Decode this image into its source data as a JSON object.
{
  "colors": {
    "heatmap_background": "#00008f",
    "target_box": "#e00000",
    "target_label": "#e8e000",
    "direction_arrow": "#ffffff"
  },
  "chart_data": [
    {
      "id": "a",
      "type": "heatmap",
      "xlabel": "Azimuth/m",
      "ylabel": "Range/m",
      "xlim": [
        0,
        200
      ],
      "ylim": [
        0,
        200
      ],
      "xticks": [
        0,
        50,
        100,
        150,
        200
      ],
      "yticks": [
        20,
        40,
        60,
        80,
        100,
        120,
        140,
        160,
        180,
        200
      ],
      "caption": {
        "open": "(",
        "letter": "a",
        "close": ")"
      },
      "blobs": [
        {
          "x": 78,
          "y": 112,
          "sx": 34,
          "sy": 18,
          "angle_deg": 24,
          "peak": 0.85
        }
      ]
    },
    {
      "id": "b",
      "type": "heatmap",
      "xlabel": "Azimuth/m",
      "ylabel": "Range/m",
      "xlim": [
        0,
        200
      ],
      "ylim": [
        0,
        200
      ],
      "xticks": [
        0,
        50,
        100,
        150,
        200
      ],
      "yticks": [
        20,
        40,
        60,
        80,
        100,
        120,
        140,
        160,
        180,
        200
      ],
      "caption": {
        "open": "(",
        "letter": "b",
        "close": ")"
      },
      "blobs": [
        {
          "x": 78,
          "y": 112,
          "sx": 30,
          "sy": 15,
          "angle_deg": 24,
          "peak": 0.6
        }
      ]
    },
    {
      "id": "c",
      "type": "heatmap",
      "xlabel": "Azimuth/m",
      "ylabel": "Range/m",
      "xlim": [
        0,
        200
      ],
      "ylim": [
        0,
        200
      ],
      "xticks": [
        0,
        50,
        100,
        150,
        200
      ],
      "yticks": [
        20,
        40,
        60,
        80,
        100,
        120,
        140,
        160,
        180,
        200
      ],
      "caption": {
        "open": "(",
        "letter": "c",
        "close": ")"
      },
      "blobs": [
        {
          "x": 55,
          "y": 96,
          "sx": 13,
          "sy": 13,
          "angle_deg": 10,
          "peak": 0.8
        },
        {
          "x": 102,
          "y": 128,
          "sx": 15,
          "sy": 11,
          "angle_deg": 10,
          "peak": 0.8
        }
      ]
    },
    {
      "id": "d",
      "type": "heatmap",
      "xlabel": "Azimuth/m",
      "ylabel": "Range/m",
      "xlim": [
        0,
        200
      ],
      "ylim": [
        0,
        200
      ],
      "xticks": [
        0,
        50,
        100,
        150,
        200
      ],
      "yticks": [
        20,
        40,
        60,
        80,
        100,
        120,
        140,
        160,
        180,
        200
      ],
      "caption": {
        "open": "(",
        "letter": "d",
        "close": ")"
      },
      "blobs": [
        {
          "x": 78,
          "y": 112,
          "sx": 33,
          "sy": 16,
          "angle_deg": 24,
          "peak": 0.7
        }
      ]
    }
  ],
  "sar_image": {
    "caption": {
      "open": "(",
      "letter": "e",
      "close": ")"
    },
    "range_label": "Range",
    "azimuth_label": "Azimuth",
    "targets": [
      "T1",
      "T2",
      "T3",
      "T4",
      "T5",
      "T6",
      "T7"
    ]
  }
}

◆ ◆ ◆

GIVEN INSTRUCTION:
Repeat the records above in full, character for character.

RESULT:
Decode this image into its source data as a JSON object.
{
  "colors": {
    "heatmap_background": "#00008f",
    "target_box": "#e00000",
    "target_label": "#e8e000",
    "direction_arrow": "#ffffff"
  },
  "chart_data": [
    {
      "id": "a",
      "type": "heatmap",
      "xlabel": "Azimuth/m",
      "ylabel": "Range/m",
      "xlim": [
        0,
        200
      ],
      "ylim": [
        0,
        200
      ],
      "xticks": [
        0,
        50,
        100,
        150,
        200
      ],
      "yticks": [
        20,
        40,
        60,
        80,
        100,
        120,
        140,
        160,
        180,
        200
      ],
      "caption": {
        "open": "(",
        "letter": "a",
        "close": ")"
      },
      "blobs": [
        {
          "x": 78,
          "y": 112,
          "sx": 34,
          "sy": 18,
          "angle_deg": 24,
          "peak": 0.85
        }
      ]
    },
    {
      "id": "b",
      "type": "heatmap",
      "xlabel": "Azimuth/m",
      "ylabel": "Range/m",
      "xlim": [
        0,
        200
      ],
      "ylim": [
        0,
        200
      ],
      "xticks": [
        0,
        50,
        100,
        150,
        200
      ],
      "yticks": [
        20,
        40,
        60,
        80,
        100,
        120,
        140,
        160,
        180,
        200
      ],
      "caption": {
        "open": "(",
        "letter": "b",
        "close": ")"
      },
      "blobs": [
        {
          "x": 78,
          "y": 112,
          "sx": 30,
          "sy": 15,
          "angle_deg": 24,
          "peak": 0.6
        }
      ]
    },
    {
      "id": "c",
      "type": "heatmap",
      "xlabel": "Azimuth/m",
      "ylabel": "Range/m",
      "xlim": [
        0,
        200
      ],
      "ylim": [
        0,
        200
      ],
      "xticks": [
        0,
        50,
        100,
        150,
        200
      ],
      "yticks": [
        20,
        40,
        60,
        80,
        100,
        120,
        140,
        160,
        180,
        200
      ],
      "caption": {
        "open": "(",
        "letter": "c",
        "close": ")"
      },
      "blobs": [
        {
          "x": 55,
          "y": 96,
          "sx": 13,
          "sy": 13,
          "angle_deg": 10,
          "peak": 0.8
        },
        {
          "x": 102,
          "y": 128,
          "sx": 15,
          "sy": 11,
          "angle_deg": 10,
          "peak": 0.8
        }
      ]
    },
    {
      "id": "d",
      "type": "heatmap",
      "xlabel": "Azimuth/m",
      "ylabel": "Range/m",
      "xlim": [
        0,
        200
      ],
      "ylim": [
        0,
        200
      ],
      "xticks": [
        0,
        50,
        100,
        150,
        200
      ],
      "yticks": [
        20,
        40,
        60,
        80,
        100,
        120,
        140,
        160,
        180,
        200
      ],
      "caption": {
        "open": "(",
        "letter": "d",
        "close": ")"
      },
      "blobs": [
        {
          "x": 78,
          "y": 112,
          "sx": 33,
          "sy": 16,
          "angle_deg": 24,
          "peak": 0.7
        }
      ]
    }
  ],
  "sar_image": {
    "caption": {
      "open": "(",
      "letter": "e",
      "close": ")"
    },
    "range_label": "Range",
    "azimuth_label": "Azimuth",
    "targets": [
      "T1",
      "T2",
      "T3",
      "T4",
      "T5",
      "T6",
      "T7"
    ]
  }
}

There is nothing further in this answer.